--- DIRECTIVE ---
From the entries below, copy every line holding the word "vented".

--- BEGIN MATERIAL FOR THIS TASK ---

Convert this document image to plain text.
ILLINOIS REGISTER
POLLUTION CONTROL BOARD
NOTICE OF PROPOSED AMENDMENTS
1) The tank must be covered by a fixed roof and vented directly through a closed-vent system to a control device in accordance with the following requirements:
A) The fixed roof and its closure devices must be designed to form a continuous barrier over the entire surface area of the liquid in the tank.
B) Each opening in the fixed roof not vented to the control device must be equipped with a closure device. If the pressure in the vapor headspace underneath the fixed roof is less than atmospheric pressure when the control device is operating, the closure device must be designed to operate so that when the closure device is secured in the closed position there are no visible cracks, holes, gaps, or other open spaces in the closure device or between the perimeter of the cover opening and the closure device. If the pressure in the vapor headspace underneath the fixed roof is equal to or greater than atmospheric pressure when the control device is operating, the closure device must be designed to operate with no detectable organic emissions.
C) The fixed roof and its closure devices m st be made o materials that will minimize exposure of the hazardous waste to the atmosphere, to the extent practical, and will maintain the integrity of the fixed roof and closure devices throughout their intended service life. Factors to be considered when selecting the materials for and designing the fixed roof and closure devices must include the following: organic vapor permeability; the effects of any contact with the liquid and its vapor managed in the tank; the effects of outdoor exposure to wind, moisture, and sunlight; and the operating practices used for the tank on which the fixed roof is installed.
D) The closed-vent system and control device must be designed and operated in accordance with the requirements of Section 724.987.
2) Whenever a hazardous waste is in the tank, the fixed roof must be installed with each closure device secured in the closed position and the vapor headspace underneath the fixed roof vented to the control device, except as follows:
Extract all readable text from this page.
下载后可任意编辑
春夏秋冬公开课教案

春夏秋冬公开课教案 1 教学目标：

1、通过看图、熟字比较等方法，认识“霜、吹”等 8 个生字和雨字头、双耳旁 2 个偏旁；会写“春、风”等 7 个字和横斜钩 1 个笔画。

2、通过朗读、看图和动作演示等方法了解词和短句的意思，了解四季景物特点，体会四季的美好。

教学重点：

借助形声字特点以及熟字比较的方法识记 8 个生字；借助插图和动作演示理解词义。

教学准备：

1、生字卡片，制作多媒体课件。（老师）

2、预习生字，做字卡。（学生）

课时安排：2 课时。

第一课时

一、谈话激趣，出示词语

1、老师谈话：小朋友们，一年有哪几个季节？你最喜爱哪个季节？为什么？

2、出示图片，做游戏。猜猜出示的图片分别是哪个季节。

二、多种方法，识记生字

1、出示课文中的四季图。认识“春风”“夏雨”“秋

--- END MATERIAL FOR THIS TASK ---

--- EXERCISE RESPONSE ---
1) The tank must be covered by a fixed roof and vented directly through a closed-vent system to a control device in accordance with the following requirements:
B) Each opening in the fixed roof not vented to the control device must be equipped with a closure device. If the pressure in the vapor headspace underneath the fixed roof is less than atmospheric pressure when the control device is operating, the closure device must be designed to operate so that when the closure device is secured in the closed position there are no visible cracks, holes, gaps, or other open spaces in the closure device or between the perimeter of the cover opening and the closure device. If the pressure in the vapor headspace underneath the fixed roof is equal to or greater than atmospheric pressure when the control device is operating, the closure device must be designed to operate with no detectable organic emissions.
2) Whenever a hazardous waste is in the tank, the fixed roof must be installed with each closure device secured in the closed position and the vapor headspace underneath the fixed roof vented to the control device, except as follows:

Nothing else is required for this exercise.